→ **Items from a data source**

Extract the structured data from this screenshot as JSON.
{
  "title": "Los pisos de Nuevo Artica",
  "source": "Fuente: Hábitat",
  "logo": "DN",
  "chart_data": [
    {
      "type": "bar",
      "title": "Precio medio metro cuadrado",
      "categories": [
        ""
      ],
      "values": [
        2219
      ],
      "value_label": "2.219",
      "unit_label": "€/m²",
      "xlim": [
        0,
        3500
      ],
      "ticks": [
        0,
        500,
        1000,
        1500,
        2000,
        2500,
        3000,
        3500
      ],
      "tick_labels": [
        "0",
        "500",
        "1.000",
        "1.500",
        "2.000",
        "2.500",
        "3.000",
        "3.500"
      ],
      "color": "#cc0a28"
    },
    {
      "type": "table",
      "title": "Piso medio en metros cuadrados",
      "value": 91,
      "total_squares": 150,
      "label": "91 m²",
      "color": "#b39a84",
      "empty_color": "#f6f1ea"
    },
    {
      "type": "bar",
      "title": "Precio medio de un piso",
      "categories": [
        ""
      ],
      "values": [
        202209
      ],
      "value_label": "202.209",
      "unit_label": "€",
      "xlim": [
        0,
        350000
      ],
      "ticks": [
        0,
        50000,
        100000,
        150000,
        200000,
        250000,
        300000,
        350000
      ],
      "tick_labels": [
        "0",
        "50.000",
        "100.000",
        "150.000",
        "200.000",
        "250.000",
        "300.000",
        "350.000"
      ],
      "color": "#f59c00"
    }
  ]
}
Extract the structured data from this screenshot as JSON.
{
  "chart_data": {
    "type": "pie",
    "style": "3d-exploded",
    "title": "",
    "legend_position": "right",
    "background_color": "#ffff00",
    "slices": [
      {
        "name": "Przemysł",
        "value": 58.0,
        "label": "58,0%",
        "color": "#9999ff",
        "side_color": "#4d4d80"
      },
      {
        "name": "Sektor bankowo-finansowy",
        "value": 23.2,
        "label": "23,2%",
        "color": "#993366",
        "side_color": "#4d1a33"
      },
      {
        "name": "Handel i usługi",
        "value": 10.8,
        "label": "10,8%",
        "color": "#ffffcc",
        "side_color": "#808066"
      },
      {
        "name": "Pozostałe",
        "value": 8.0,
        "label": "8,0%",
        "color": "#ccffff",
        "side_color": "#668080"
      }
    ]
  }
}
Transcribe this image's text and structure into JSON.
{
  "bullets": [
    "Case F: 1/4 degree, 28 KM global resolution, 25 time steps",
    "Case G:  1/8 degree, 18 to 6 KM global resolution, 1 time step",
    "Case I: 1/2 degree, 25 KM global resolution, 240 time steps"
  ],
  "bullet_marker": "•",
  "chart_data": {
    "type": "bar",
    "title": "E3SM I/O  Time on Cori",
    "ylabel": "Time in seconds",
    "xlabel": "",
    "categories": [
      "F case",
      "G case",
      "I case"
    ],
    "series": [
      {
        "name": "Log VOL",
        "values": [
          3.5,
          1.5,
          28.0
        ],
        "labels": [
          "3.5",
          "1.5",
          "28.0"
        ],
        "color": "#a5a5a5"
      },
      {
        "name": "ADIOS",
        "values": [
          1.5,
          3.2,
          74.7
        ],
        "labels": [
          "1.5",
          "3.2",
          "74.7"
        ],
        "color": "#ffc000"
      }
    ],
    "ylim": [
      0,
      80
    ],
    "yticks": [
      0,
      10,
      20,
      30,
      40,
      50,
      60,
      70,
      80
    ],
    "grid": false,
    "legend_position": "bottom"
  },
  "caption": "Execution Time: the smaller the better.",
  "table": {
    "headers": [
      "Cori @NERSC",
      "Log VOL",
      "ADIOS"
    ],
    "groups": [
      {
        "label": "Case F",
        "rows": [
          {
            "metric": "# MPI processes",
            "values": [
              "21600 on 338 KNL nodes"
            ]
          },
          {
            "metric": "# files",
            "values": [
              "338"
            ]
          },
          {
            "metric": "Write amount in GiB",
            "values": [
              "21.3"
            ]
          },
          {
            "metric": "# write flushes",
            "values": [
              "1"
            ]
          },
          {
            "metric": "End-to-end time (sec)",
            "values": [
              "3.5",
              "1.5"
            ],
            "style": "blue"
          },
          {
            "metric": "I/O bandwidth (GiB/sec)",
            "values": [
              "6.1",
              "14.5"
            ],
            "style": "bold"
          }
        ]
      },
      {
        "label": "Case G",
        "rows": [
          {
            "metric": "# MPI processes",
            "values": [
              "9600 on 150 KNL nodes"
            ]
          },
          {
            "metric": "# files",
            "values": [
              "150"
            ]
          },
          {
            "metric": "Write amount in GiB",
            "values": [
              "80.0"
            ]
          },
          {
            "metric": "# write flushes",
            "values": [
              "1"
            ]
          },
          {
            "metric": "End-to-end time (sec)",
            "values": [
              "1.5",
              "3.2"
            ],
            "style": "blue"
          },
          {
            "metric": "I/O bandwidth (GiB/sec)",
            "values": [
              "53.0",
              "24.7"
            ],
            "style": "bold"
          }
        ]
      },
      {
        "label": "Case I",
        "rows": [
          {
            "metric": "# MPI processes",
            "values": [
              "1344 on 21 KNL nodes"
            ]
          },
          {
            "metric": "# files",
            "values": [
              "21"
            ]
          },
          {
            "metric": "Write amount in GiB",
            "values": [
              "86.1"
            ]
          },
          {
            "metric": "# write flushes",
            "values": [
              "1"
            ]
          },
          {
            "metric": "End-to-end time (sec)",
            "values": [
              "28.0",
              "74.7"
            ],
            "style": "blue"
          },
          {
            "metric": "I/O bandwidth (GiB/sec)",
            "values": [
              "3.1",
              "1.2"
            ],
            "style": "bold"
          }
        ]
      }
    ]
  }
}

→ **DIRECTIVE**
Select every line of the records holding the string "Cori".

→ **CORRECT RESPONSE**
    "title": "E3SM I/O  Time on Cori",
      "Cori @NERSC",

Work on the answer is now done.